§ What to work on
Look for "Parse this screenshot: output" in the records below, then copy that line and every line after it, exactly and with nothing added.

## Start Given data

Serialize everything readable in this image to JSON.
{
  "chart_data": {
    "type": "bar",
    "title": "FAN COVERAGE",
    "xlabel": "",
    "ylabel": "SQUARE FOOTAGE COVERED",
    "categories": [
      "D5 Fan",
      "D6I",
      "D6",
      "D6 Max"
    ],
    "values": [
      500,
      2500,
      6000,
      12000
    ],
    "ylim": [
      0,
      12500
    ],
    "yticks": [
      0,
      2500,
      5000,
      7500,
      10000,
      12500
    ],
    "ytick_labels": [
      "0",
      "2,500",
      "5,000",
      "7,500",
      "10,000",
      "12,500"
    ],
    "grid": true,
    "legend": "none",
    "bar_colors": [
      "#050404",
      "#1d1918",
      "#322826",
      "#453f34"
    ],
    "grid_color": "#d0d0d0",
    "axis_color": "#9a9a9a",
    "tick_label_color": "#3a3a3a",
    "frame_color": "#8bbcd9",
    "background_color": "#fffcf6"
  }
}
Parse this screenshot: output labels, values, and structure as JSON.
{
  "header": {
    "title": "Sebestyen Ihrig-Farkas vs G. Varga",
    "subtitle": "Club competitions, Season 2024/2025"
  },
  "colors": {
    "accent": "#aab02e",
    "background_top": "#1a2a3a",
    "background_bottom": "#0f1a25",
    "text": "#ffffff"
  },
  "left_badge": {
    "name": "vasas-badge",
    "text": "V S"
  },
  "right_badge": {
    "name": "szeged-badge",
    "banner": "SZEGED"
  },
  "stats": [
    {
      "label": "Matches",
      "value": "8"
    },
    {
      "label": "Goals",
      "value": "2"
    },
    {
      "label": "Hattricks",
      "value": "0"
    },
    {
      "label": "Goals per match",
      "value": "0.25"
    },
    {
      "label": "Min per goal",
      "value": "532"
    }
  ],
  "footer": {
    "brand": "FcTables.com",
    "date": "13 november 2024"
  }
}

## End Given data

§ Response to this exercise
Parse this screenshot: output labels, values, and structure as JSON.
{
  "header": {
    "title": "Sebestyen Ihrig-Farkas vs G. Varga",
    "subtitle": "Club competitions, Season 2024/2025"
  },
  "colors": {
    "accent": "#aab02e",
    "background_top": "#1a2a3a",
    "background_bottom": "#0f1a25",
    "text": "#ffffff"
  },
  "left_badge": {
    "name": "vasas-badge",
    "text": "V S"
  },
  "right_badge": {
    "name": "szeged-badge",
    "banner": "SZEGED"
  },
  "stats": [
    {
      "label": "Matches",
      "value": "8"
    },
    {
      "label": "Goals",
      "value": "2"
    },
    {
      "label": "Hattricks",
      "value": "0"
    },
    {
      "label": "Goals per match",
      "value": "0.25"
    },
    {
      "label": "Min per goal",
      "value": "532"
    }
  ],
  "footer": {
    "brand": "FcTables.com",
    "date": "13 november 2024"
  }
}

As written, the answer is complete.